• _EXERCISE_
Leave out the images; return the rest of the data exactly.

# # # #

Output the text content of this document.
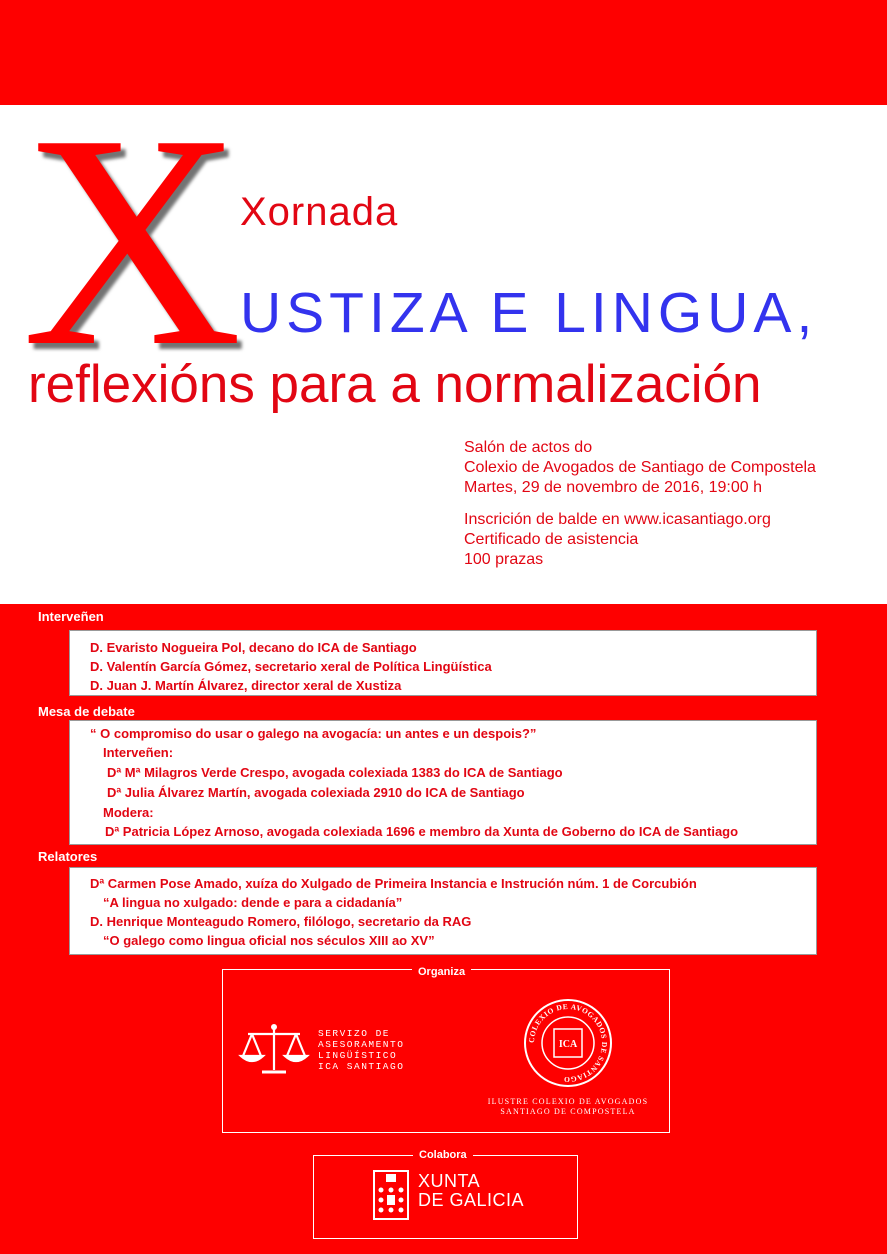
X
Xornada
USTIZA E LINGUA,
reflexións para a normalización
Salón de actos do
Colexio de Avogados de Santiago de Compostela
Martes, 29 de novembro de 2016, 19:00 h
Inscrición de balde en www.icasantiago.org
Certificado de asistencia
100 prazas
Interveñen
D. Evaristo Nogueira Pol, decano do ICA de Santiago
D. Valentín García Gómez, secretario xeral de Política Lingüística
D. Juan J. Martín Álvarez, director xeral de Xustiza
Mesa de debate
“ O compromiso do usar o galego na avogacía: un antes e un despois?”
Interveñen:
Dª Mª Milagros Verde Crespo, avogada colexiada 1383 do ICA de Santiago
Dª Julia Álvarez Martín, avogada colexiada 2910 do ICA de Santiago
Modera:
Dª Patricia López Arnoso, avogada colexiada 1696 e membro da Xunta de Goberno do ICA de Santiago
Relatores
Dª Carmen Pose Amado, xuíza do Xulgado de Primeira Instancia e Instrución núm. 1 de Corcubión
“A lingua no xulgado: dende e para a cidadanía”
D. Henrique Monteagudo Romero, filólogo, secretario da RAG
“O galego como lingua oficial nos séculos XIII ao XV”
Organiza
SERVIZO DE
ASESORAMENTO
LINGÜÍSTICO
ICA SANTIAGO
COLEXIO DE AVOGADOS DE SANTIAGO
ICA
ILUSTRE COLEXIO DE AVOGADOS
SANTIAGO DE COMPOSTELA
Colabora
XUNTA
DE GALICIA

# # # #

• _FINISHED EXERCISE_
Output the text content of this document.
X
Xornada
USTIZA E LINGUA,
reflexións para a normalización
Salón de actos do
Colexio de Avogados de Santiago de Compostela
Martes, 29 de novembro de 2016, 19:00 h
Inscrición de balde en www.icasantiago.org
Certificado de asistencia
100 prazas
Interveñen
D. Evaristo Nogueira Pol, decano do ICA de Santiago
D. Valentín García Gómez, secretario xeral de Política Lingüística
D. Juan J. Martín Álvarez, director xeral de Xustiza
Mesa de debate
“ O compromiso do usar o galego na avogacía: un antes e un despois?”
Interveñen:
Dª Mª Milagros Verde Crespo, avogada colexiada 1383 do ICA de Santiago
Dª Julia Álvarez Martín, avogada colexiada 2910 do ICA de Santiago
Modera:
Dª Patricia López Arnoso, avogada colexiada 1696 e membro da Xunta de Goberno do ICA de Santiago
Relatores
Dª Carmen Pose Amado, xuíza do Xulgado de Primeira Instancia e Instrución núm. 1 de Corcubión
“A lingua no xulgado: dende e para a cidadanía”
D. Henrique Monteagudo Romero, filólogo, secretario da RAG
“O galego como lingua oficial nos séculos XIII ao XV”
Organiza
SERVIZO DE
ASESORAMENTO
LINGÜÍSTICO
ICA SANTIAGO
COLEXIO DE AVOGADOS DE SANTIAGO
ICA
ILUSTRE COLEXIO DE AVOGADOS
SANTIAGO DE COMPOSTELA
Colabora
XUNTA
DE GALICIA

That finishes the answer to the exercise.